Lines that hold the word "this" should be located and copied.

RECORDS SUPPLIED -
○ ○ ○ ○ ○
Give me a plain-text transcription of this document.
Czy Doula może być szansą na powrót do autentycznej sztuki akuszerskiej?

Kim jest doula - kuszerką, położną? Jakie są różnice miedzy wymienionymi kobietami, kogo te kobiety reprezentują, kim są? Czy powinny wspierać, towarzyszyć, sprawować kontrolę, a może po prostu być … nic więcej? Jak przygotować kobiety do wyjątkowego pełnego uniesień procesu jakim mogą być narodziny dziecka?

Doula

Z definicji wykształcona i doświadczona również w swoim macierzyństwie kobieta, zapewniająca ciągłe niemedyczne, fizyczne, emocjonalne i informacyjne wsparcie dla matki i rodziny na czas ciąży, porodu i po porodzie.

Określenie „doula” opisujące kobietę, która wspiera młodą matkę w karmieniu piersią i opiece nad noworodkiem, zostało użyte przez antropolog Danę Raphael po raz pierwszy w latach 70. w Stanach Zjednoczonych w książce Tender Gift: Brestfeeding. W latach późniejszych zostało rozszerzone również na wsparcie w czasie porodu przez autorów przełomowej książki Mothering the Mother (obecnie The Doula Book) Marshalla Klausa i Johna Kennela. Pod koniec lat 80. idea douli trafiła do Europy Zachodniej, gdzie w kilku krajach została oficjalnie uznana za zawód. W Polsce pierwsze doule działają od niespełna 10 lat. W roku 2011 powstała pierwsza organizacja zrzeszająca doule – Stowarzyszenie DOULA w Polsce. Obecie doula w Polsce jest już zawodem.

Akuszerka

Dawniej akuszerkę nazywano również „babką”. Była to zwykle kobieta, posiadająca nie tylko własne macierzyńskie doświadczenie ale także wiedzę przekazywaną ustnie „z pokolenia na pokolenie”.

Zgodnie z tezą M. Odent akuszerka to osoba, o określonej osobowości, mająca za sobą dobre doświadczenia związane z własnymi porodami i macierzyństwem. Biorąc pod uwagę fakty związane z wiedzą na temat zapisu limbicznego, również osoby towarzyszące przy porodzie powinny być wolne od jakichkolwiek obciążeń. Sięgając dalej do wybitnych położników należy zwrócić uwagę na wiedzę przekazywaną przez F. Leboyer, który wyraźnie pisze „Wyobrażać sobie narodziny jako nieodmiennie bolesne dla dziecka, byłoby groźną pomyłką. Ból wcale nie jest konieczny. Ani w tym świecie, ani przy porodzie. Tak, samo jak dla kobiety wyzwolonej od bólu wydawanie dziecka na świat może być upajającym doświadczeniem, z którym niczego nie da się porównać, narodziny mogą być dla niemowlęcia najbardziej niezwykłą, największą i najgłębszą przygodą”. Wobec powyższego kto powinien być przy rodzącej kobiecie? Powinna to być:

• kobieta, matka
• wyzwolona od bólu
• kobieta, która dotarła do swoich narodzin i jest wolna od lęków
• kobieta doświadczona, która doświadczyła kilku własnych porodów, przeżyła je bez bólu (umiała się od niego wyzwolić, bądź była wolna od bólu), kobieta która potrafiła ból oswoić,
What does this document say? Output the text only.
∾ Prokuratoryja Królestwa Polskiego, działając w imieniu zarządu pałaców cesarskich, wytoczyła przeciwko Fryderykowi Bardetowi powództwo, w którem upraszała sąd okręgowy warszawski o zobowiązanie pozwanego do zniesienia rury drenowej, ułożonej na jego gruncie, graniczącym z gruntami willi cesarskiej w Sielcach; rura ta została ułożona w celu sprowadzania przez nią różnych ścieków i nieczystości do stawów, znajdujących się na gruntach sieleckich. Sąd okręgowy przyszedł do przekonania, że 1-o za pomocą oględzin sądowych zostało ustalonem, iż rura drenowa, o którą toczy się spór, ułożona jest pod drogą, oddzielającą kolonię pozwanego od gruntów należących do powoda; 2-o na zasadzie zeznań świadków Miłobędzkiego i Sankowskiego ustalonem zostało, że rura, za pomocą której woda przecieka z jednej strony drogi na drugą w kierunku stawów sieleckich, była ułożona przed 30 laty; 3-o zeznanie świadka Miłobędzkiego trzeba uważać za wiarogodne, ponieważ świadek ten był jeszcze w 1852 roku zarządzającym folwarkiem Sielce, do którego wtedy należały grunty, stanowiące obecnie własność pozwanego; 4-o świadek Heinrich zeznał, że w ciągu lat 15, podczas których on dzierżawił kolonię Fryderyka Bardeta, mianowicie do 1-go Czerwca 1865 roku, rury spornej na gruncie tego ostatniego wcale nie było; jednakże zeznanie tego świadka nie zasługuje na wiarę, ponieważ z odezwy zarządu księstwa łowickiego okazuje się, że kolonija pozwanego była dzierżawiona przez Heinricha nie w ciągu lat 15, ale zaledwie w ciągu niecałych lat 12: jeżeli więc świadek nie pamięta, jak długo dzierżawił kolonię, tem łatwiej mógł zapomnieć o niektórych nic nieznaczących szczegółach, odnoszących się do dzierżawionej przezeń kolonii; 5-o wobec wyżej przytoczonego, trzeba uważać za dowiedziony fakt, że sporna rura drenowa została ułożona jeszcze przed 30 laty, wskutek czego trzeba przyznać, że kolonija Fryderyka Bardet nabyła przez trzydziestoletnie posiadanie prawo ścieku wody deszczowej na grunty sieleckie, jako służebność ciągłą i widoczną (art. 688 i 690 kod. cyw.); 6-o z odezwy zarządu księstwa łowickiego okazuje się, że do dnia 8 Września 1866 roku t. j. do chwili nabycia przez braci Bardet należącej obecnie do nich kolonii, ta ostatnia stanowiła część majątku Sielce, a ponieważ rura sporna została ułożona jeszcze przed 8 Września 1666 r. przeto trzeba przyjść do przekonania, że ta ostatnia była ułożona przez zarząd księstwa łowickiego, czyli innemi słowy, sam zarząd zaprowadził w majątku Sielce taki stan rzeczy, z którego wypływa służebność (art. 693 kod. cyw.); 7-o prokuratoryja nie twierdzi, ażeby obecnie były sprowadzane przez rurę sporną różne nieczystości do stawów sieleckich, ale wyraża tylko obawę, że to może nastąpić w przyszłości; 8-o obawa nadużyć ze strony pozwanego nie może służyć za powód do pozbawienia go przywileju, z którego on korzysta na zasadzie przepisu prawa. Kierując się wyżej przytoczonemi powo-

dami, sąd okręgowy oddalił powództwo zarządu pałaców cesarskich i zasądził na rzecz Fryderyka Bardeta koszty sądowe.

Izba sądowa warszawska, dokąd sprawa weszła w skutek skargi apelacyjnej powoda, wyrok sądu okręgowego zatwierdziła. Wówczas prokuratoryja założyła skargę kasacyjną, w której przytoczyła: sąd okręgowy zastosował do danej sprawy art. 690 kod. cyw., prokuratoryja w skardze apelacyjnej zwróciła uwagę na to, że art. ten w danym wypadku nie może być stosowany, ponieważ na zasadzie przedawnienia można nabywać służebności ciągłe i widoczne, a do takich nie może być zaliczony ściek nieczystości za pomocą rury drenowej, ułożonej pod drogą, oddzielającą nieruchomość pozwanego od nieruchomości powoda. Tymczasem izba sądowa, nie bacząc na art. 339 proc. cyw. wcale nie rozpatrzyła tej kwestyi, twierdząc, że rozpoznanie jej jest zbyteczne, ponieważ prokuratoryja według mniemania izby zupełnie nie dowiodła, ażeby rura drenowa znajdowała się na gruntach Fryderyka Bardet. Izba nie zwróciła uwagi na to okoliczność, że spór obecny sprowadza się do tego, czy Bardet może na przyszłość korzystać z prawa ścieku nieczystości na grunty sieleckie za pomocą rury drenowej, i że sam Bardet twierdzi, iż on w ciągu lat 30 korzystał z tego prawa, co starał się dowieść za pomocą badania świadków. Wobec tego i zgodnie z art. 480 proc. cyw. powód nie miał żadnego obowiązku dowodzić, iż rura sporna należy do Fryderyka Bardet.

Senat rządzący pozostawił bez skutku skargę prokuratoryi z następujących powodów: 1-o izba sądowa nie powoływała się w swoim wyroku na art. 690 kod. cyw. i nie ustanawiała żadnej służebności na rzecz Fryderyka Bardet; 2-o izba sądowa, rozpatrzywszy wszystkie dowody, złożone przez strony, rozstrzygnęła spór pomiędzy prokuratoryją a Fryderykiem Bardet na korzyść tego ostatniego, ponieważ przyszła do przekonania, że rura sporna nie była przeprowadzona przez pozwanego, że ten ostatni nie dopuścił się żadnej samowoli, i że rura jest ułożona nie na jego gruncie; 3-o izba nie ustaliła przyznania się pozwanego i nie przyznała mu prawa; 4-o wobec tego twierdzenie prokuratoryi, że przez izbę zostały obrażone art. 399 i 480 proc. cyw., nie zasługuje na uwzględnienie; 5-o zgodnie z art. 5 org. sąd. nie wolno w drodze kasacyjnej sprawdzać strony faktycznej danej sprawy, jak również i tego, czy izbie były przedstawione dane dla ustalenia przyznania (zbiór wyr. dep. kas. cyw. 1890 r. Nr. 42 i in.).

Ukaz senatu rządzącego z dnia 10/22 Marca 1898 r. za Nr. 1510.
○ ○ ○ ○ ○
REPLY TO THE TASK -
Give me a plain-text transcription of this document.
What does this document say? Output the text only.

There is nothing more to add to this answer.